> STATED EXERCISE:
Repeat the entries that follow verbatim, without any of their pictures.

> DATA SUPPLIED:
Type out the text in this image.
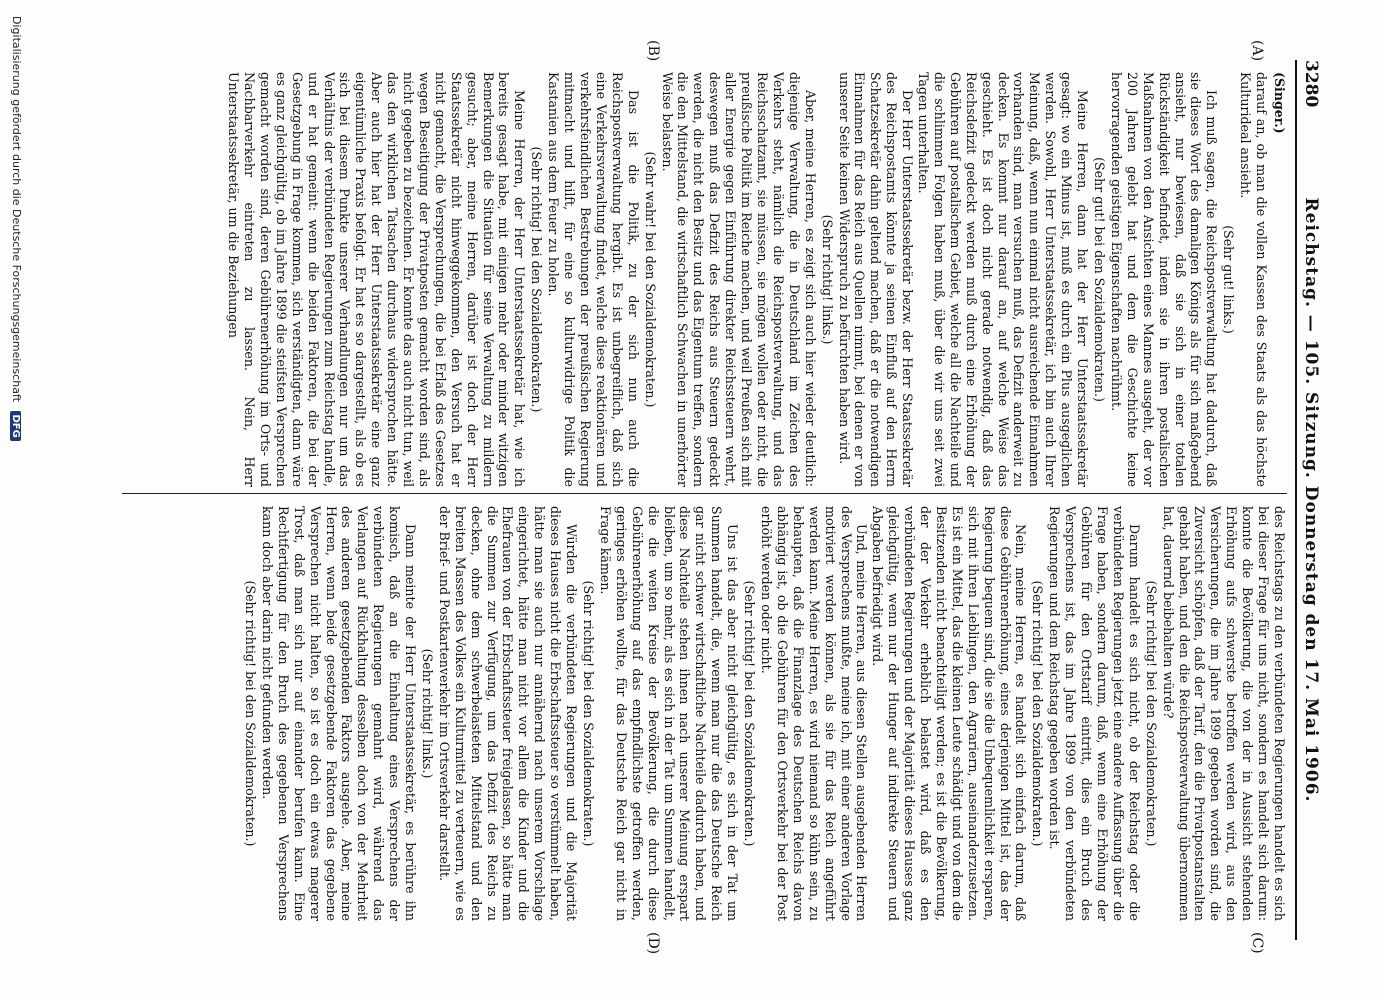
3280
Reichstag. — 105. Sitzung. Donnerstag den 17. Mai 1906.
(A)
(B)
(C)
(D)

(Singer.)

darauf an, ob man die vollen Kassen des Staats als das höchste Kulturideal ansieht.

(Sehr gut! links.)

Ich muß sagen, die Reichspostverwaltung hat dadurch, daß sie dieses Wort des damaligen Königs als für sich maßgebend ansieht, nur bewiesen, daß sie sich in einer totalen Rückständigkeit befindet, indem sie in ihren postalischen Maßnahmen von den Ansichten eines Mannes ausgeht, der vor 200 Jahren gelebt hat und dem die Geschichte keine hervorragenden geistigen Eigenschaften nachrühmt.

(Sehr gut! bei den Sozialdemokraten.)

Meine Herren, dann hat der Herr Unterstaatssekretär gesagt: wo ein Minus ist, muß es durch ein Plus ausgeglichen werden. Sowohl, Herr Unterstaatssekretär, ich bin auch Ihrer Meinung, daß, wenn nun einmal nicht ausreichende Einnahmen vorhanden sind, man versuchen muß, das Defizit anderweit zu decken. Es kommt nur darauf an, auf welche Weise das geschieht. Es ist doch nicht gerade notwendig, daß das Reichsdefizit gedeckt werden muß durch eine Erhöhung der Gebühren auf postalischem Gebiet, welche all die Nachteile und die schlimmen Folgen haben muß, über die wir uns seit zwei Tagen unterhalten.

Der Herr Unterstaatssekretär bezw. der Herr Staatssekretär des Reichspostamts könnte ja seinen Einfluß auf den Herrn Schatzsekretär dahin geltend machen, daß er die notwendigen Einnahmen für das Reich aus Quellen nimmt, bei denen er von unserer Seite keinen Widerspruch zu befürchten haben wird.

(Sehr richtig! links.)

Aber, meine Herren, es zeigt sich auch hier wieder deutlich: diejenige Verwaltung, die in Deutschland im Zeichen des Verkehrs steht, nämlich die Reichspostverwaltung, und das Reichsschatzamt, sie müssen, sie mögen wollen oder nicht, die preußische Politik im Reiche machen, und weil Preußen sich mit aller Energie gegen Einführung direkter Reichssteuern wehrt, deswegen muß das Defizit des Reichs aus Steuern gedeckt werden, die nicht den Besitz und das Eigentum treffen, sondern die den Mittelstand, die wirtschaftlich Schwachen in unerhörter Weise belasten.

(Sehr wahr! bei den Sozialdemokraten.)

Das ist die Politik, zu der sich nun auch die Reichspostverwaltung hergibt. Es ist unbegreiflich, daß sich eine Verkehrsverwaltung findet, welche diese reaktionären und verkehrsfeindlichen Bestrebungen der preußischen Regierung mitmacht und hilft, für eine so kulturwidrige Politik die Kastanien aus dem Feuer zu holen.

(Sehr richtig! bei den Sozialdemokraten.)

Meine Herren, der Herr Unterstaatssekretär hat, wie ich bereits gesagt habe, mit einigen mehr oder minder witzigen Bemerkungen die Situation für seine Verwaltung zu mildern gesucht; aber, meine Herren, darüber ist doch der Herr Staatssekretär nicht hinweggekommen, den Versuch hat er nicht gemacht, die Versprechungen, die bei Erlaß des Gesetzes wegen Beseitigung der Privatposten gemacht worden sind, als nicht gegeben zu bezeichnen. Er konnte das auch nicht tun, weil das den wirklichen Tatsachen durchaus widersprochen hätte. Aber auch hier hat der Herr Unterstaatssekretär eine ganz eigentümliche Praxis befolgt. Er hat es so dargestellt, als ob es sich bei diesem Punkte unserer Verhandlungen nur um das Verhältnis der verbündeten Regierungen zum Reichstag handle, und er hat gemeint: wenn die beiden Faktoren, die bei der Gesetzgebung in Frage kommen, sich verständigten, dann wäre es ganz gleichgültig, ob im Jahre 1899 die steifsten Versprechen gemacht worden sind, deren Gebührenerhöhung im Orts- und Nachbarverkehr eintreten zu lassen. Nein, Herr Unterstaatssekretär, um die Beziehungen

des Reichstags zu den verbündeten Regierungen handelt es sich bei dieser Frage für uns nicht, sondern es handelt sich darum: konnte die Bevölkerung, die von der in Aussicht stehenden Erhöhung aufs schwerste betroffen werden wird, aus den Versicherungen, die im Jahre 1899 gegeben worden sind, die Zuversicht schöpfen, daß der Tarif, den die Privatpostanstalten gehabt haben, und den die Reichspostverwaltung übernommen hat, dauernd beibehalten würde?

(Sehr richtig! bei den Sozialdemokraten.)

Darum handelt es sich nicht, ob der Reichstag oder die verbündeten Regierungen jetzt eine andere Auffassung über die Frage haben, sondern darum, daß, wenn eine Erhöhung der Gebühren für den Ortstarif eintritt, dies ein Bruch des Versprechens ist, das im Jahre 1899 von den verbündeten Regierungen und dem Reichstag gegeben worden ist.

(Sehr richtig! bei den Sozialdemokraten.)

Nein, meine Herren, es handelt sich einfach darum, daß diese Gebührenerhöhung, eines derjenigen Mittel ist, das der Regierung bequem sind, die sie die Unbequemlichkeit ersparen, sich mit ihren Lieblingen, den Agrariern, auseinanderzusetzen. Es ist ein Mittel, das die kleinen Leute schädigt und von dem die Besitzenden nicht benachteiligt werden; es ist die Bevölkerung, der der Verkehr erheblich belastet wird, daß es den verbündeten Regierungen und der Majorität dieses Hauses ganz gleichgültig, wenn nur der Hunger auf indirekte Steuern und Abgaben befriedigt wird.

Und, meine Herren, aus diesen Stellen ausgebenden Herren des Versprechens mußte, meine ich, mit einer anderen Vorlage motiviert werden können, als sie für das Reich angeführt werden kann. Meine Herren, es wird niemand so kühn sein, zu behaupten, daß die Finanzlage des Deutschen Reichs davon abhängig ist, ob die Gebühren für den Ortsverkehr bei der Post erhöht werden oder nicht.

(Sehr richtig! bei den Sozialdemokraten.)

Uns ist das aber nicht gleichgültig, es sich in der Tat um Summen handelt, die, wenn man nur die das Deutsche Reich gar nicht schwer wirtschaftliche Nachteile dadurch haben, und diese Nachteile stehen ihnen nach unserer Meinung erspart bleiben, um so mehr, als es sich in der Tat um Summen handelt, die die weiten Kreise der Bevölkerung, die durch diese Gebührenerhöhung auf das empfindlichste getroffen werden, geringes erhöhen wollte, für das Deutsche Reich gar nicht in Frage kämen.

(Sehr richtig! bei den Sozialdemokraten.)

Würden die verbündeten Regierungen und die Majorität dieses Hauses nicht die Erbschaftssteuer so verstümmelt haben, hätte man sie auch nur annähernd nach unserem Vorschlage eingerichtet, hätte man nicht vor allem die Kinder und die Ehefrauen von der Erbschaftssteuer freigelassen, so hätte man die Summen zur Verfügung, um das Defizit des Reichs zu decken, ohne dem schwerbelasteten Mittelstand und den breiten Massen des Volkes ein Kulturmittel zu verteuern, wie es der Brief- und Postkartenverkehr im Ortsverkehr darstellt.

(Sehr richtig! links.)

Dann meinte der Herr Unterstaatssekretär, es berühre ihn komisch, daß an die Einhaltung eines Versprechens der verbündeten Regierungen gemahnt wird, während das Verlangen auf Rückhaltung desselben doch von der Mehrheit des anderen gesetzgebenden Faktors ausgehe. Aber, meine Herren, wenn beide gesetzgebende Faktoren das gegebene Versprechen nicht halten, so ist es doch ein etwas magerer Trost, daß man sich nur auf einander berufen kann. Eine Rechtfertigung für den Bruch des gegebenen Versprechens kann doch aber darin nicht gefunden werden.

(Sehr richtig! bei den Sozialdemokraten.)

Digitalisierung gefördert durch die Deutsche Forschungsgemeinschaft DFG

> REPLY TO THE EXERCISE:
Type out the text in this image.
3280
Reichstag. — 105. Sitzung. Donnerstag den 17. Mai 1906.
(A)
(B)
(C)
(D)

(Singer.)

darauf an, ob man die vollen Kassen des Staats als das höchste Kulturideal ansieht.

(Sehr gut! links.)

Ich muß sagen, die Reichspostverwaltung hat dadurch, daß sie dieses Wort des damaligen Königs als für sich maßgebend ansieht, nur bewiesen, daß sie sich in einer totalen Rückständigkeit befindet, indem sie in ihren postalischen Maßnahmen von den Ansichten eines Mannes ausgeht, der vor 200 Jahren gelebt hat und dem die Geschichte keine hervorragenden geistigen Eigenschaften nachrühmt.

(Sehr gut! bei den Sozialdemokraten.)

Meine Herren, dann hat der Herr Unterstaatssekretär gesagt: wo ein Minus ist, muß es durch ein Plus ausgeglichen werden. Sowohl, Herr Unterstaatssekretär, ich bin auch Ihrer Meinung, daß, wenn nun einmal nicht ausreichende Einnahmen vorhanden sind, man versuchen muß, das Defizit anderweit zu decken. Es kommt nur darauf an, auf welche Weise das geschieht. Es ist doch nicht gerade notwendig, daß das Reichsdefizit gedeckt werden muß durch eine Erhöhung der Gebühren auf postalischem Gebiet, welche all die Nachteile und die schlimmen Folgen haben muß, über die wir uns seit zwei Tagen unterhalten.

Der Herr Unterstaatssekretär bezw. der Herr Staatssekretär des Reichspostamts könnte ja seinen Einfluß auf den Herrn Schatzsekretär dahin geltend machen, daß er die notwendigen Einnahmen für das Reich aus Quellen nimmt, bei denen er von unserer Seite keinen Widerspruch zu befürchten haben wird.

(Sehr richtig! links.)

Aber, meine Herren, es zeigt sich auch hier wieder deutlich: diejenige Verwaltung, die in Deutschland im Zeichen des Verkehrs steht, nämlich die Reichspostverwaltung, und das Reichsschatzamt, sie müssen, sie mögen wollen oder nicht, die preußische Politik im Reiche machen, und weil Preußen sich mit aller Energie gegen Einführung direkter Reichssteuern wehrt, deswegen muß das Defizit des Reichs aus Steuern gedeckt werden, die nicht den Besitz und das Eigentum treffen, sondern die den Mittelstand, die wirtschaftlich Schwachen in unerhörter Weise belasten.

(Sehr wahr! bei den Sozialdemokraten.)

Das ist die Politik, zu der sich nun auch die Reichspostverwaltung hergibt. Es ist unbegreiflich, daß sich eine Verkehrsverwaltung findet, welche diese reaktionären und verkehrsfeindlichen Bestrebungen der preußischen Regierung mitmacht und hilft, für eine so kulturwidrige Politik die Kastanien aus dem Feuer zu holen.

(Sehr richtig! bei den Sozialdemokraten.)

Meine Herren, der Herr Unterstaatssekretär hat, wie ich bereits gesagt habe, mit einigen mehr oder minder witzigen Bemerkungen die Situation für seine Verwaltung zu mildern gesucht; aber, meine Herren, darüber ist doch der Herr Staatssekretär nicht hinweggekommen, den Versuch hat er nicht gemacht, die Versprechungen, die bei Erlaß des Gesetzes wegen Beseitigung der Privatposten gemacht worden sind, als nicht gegeben zu bezeichnen. Er konnte das auch nicht tun, weil das den wirklichen Tatsachen durchaus widersprochen hätte. Aber auch hier hat der Herr Unterstaatssekretär eine ganz eigentümliche Praxis befolgt. Er hat es so dargestellt, als ob es sich bei diesem Punkte unserer Verhandlungen nur um das Verhältnis der verbündeten Regierungen zum Reichstag handle, und er hat gemeint: wenn die beiden Faktoren, die bei der Gesetzgebung in Frage kommen, sich verständigten, dann wäre es ganz gleichgültig, ob im Jahre 1899 die steifsten Versprechen gemacht worden sind, deren Gebührenerhöhung im Orts- und Nachbarverkehr eintreten zu lassen. Nein, Herr Unterstaatssekretär, um die Beziehungen

des Reichstags zu den verbündeten Regierungen handelt es sich bei dieser Frage für uns nicht, sondern es handelt sich darum: konnte die Bevölkerung, die von der in Aussicht stehenden Erhöhung aufs schwerste betroffen werden wird, aus den Versicherungen, die im Jahre 1899 gegeben worden sind, die Zuversicht schöpfen, daß der Tarif, den die Privatpostanstalten gehabt haben, und den die Reichspostverwaltung übernommen hat, dauernd beibehalten würde?

(Sehr richtig! bei den Sozialdemokraten.)

Darum handelt es sich nicht, ob der Reichstag oder die verbündeten Regierungen jetzt eine andere Auffassung über die Frage haben, sondern darum, daß, wenn eine Erhöhung der Gebühren für den Ortstarif eintritt, dies ein Bruch des Versprechens ist, das im Jahre 1899 von den verbündeten Regierungen und dem Reichstag gegeben worden ist.

(Sehr richtig! bei den Sozialdemokraten.)

Nein, meine Herren, es handelt sich einfach darum, daß diese Gebührenerhöhung, eines derjenigen Mittel ist, das der Regierung bequem sind, die sie die Unbequemlichkeit ersparen, sich mit ihren Lieblingen, den Agrariern, auseinanderzusetzen. Es ist ein Mittel, das die kleinen Leute schädigt und von dem die Besitzenden nicht benachteiligt werden; es ist die Bevölkerung, der der Verkehr erheblich belastet wird, daß es den verbündeten Regierungen und der Majorität dieses Hauses ganz gleichgültig, wenn nur der Hunger auf indirekte Steuern und Abgaben befriedigt wird.

Und, meine Herren, aus diesen Stellen ausgebenden Herren des Versprechens mußte, meine ich, mit einer anderen Vorlage motiviert werden können, als sie für das Reich angeführt werden kann. Meine Herren, es wird niemand so kühn sein, zu behaupten, daß die Finanzlage des Deutschen Reichs davon abhängig ist, ob die Gebühren für den Ortsverkehr bei der Post erhöht werden oder nicht.

(Sehr richtig! bei den Sozialdemokraten.)

Uns ist das aber nicht gleichgültig, es sich in der Tat um Summen handelt, die, wenn man nur die das Deutsche Reich gar nicht schwer wirtschaftliche Nachteile dadurch haben, und diese Nachteile stehen ihnen nach unserer Meinung erspart bleiben, um so mehr, als es sich in der Tat um Summen handelt, die die weiten Kreise der Bevölkerung, die durch diese Gebührenerhöhung auf das empfindlichste getroffen werden, geringes erhöhen wollte, für das Deutsche Reich gar nicht in Frage kämen.

(Sehr richtig! bei den Sozialdemokraten.)

Würden die verbündeten Regierungen und die Majorität dieses Hauses nicht die Erbschaftssteuer so verstümmelt haben, hätte man sie auch nur annähernd nach unserem Vorschlage eingerichtet, hätte man nicht vor allem die Kinder und die Ehefrauen von der Erbschaftssteuer freigelassen, so hätte man die Summen zur Verfügung, um das Defizit des Reichs zu decken, ohne dem schwerbelasteten Mittelstand und den breiten Massen des Volkes ein Kulturmittel zu verteuern, wie es der Brief- und Postkartenverkehr im Ortsverkehr darstellt.

(Sehr richtig! links.)

Dann meinte der Herr Unterstaatssekretär, es berühre ihn komisch, daß an die Einhaltung eines Versprechens der verbündeten Regierungen gemahnt wird, während das Verlangen auf Rückhaltung desselben doch von der Mehrheit des anderen gesetzgebenden Faktors ausgehe. Aber, meine Herren, wenn beide gesetzgebende Faktoren das gegebene Versprechen nicht halten, so ist es doch ein etwas magerer Trost, daß man sich nur auf einander berufen kann. Eine Rechtfertigung für den Bruch des gegebenen Versprechens kann doch aber darin nicht gefunden werden.

(Sehr richtig! bei den Sozialdemokraten.)

Digitalisierung gefördert durch die Deutsche Forschungsgemeinschaft DFG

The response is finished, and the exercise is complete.